What to do:
Extract the line that contains "Read all visible" and every line after it to the end of the records below, exactly as written and nothing else.

[Dataset items]
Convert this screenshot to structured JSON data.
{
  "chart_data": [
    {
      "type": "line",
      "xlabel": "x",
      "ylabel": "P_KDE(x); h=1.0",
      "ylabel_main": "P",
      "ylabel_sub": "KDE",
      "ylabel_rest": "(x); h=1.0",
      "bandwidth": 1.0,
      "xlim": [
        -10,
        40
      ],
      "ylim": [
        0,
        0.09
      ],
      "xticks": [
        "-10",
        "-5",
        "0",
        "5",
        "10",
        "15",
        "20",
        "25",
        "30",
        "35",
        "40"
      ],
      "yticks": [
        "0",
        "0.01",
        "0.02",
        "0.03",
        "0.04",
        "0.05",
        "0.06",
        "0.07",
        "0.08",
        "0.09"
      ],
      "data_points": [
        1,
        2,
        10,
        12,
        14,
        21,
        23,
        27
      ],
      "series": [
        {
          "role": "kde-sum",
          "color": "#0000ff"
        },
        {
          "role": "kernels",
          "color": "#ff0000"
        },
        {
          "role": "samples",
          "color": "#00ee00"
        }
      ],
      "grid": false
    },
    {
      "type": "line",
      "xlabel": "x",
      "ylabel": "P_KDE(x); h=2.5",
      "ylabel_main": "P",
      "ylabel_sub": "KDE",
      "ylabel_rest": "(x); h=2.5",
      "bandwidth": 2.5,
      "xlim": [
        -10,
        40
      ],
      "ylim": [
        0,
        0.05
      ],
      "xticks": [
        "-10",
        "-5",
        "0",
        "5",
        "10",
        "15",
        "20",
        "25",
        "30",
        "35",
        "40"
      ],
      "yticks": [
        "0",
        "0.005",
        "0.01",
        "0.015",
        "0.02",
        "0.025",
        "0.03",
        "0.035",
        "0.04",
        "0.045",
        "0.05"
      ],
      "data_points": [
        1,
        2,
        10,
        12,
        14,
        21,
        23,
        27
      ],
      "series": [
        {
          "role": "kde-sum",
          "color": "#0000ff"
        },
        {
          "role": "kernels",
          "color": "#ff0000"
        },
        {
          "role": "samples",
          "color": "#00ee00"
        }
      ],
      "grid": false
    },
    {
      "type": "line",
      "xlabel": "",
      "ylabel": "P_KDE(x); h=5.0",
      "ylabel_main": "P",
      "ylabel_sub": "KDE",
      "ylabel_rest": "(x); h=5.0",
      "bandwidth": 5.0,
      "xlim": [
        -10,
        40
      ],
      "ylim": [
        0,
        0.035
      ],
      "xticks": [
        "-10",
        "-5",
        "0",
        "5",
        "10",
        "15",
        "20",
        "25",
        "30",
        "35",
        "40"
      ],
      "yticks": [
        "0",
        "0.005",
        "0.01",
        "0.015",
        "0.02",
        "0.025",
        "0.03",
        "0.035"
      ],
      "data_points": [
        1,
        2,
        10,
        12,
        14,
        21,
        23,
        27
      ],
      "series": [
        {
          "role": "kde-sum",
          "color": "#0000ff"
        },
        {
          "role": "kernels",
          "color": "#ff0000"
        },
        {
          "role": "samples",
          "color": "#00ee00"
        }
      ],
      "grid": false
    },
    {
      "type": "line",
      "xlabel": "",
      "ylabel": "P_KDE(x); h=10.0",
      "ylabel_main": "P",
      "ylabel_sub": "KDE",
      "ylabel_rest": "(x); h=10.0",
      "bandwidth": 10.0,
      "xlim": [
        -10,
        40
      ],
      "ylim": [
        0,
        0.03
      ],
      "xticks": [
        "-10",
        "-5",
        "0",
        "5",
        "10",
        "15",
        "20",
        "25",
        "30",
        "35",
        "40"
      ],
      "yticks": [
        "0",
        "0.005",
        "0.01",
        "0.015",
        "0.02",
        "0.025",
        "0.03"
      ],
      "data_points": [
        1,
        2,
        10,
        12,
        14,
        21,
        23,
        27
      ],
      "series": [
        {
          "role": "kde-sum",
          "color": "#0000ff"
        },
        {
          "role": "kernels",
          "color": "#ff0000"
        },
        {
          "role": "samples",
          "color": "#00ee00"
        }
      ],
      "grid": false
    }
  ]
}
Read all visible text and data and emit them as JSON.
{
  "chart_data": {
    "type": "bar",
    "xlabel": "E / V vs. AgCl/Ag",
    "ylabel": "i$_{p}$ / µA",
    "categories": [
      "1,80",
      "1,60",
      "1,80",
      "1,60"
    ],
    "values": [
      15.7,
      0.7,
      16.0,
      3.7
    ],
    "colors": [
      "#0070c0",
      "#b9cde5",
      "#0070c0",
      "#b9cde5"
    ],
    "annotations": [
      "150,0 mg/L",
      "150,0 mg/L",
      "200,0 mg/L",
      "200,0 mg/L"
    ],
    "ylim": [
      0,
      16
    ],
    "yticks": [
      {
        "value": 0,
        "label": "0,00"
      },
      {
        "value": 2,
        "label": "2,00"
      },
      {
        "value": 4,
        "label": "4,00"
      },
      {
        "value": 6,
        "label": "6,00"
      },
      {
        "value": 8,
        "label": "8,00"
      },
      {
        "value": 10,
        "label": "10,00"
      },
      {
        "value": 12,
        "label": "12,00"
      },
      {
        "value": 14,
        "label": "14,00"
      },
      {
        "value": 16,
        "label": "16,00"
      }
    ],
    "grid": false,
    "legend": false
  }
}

The completed task:
Read all visible text and data and emit them as JSON.
{
  "chart_data": {
    "type": "bar",
    "xlabel": "E / V vs. AgCl/Ag",
    "ylabel": "i$_{p}$ / µA",
    "categories": [
      "1,80",
      "1,60",
      "1,80",
      "1,60"
    ],
    "values": [
      15.7,
      0.7,
      16.0,
      3.7
    ],
    "colors": [
      "#0070c0",
      "#b9cde5",
      "#0070c0",
      "#b9cde5"
    ],
    "annotations": [
      "150,0 mg/L",
      "150,0 mg/L",
      "200,0 mg/L",
      "200,0 mg/L"
    ],
    "ylim": [
      0,
      16
    ],
    "yticks": [
      {
        "value": 0,
        "label": "0,00"
      },
      {
        "value": 2,
        "label": "2,00"
      },
      {
        "value": 4,
        "label": "4,00"
      },
      {
        "value": 6,
        "label": "6,00"
      },
      {
        "value": 8,
        "label": "8,00"
      },
      {
        "value": 10,
        "label": "10,00"
      },
      {
        "value": 12,
        "label": "12,00"
      },
      {
        "value": 14,
        "label": "14,00"
      },
      {
        "value": 16,
        "label": "16,00"
      }
    ],
    "grid": false,
    "legend": false
  }
}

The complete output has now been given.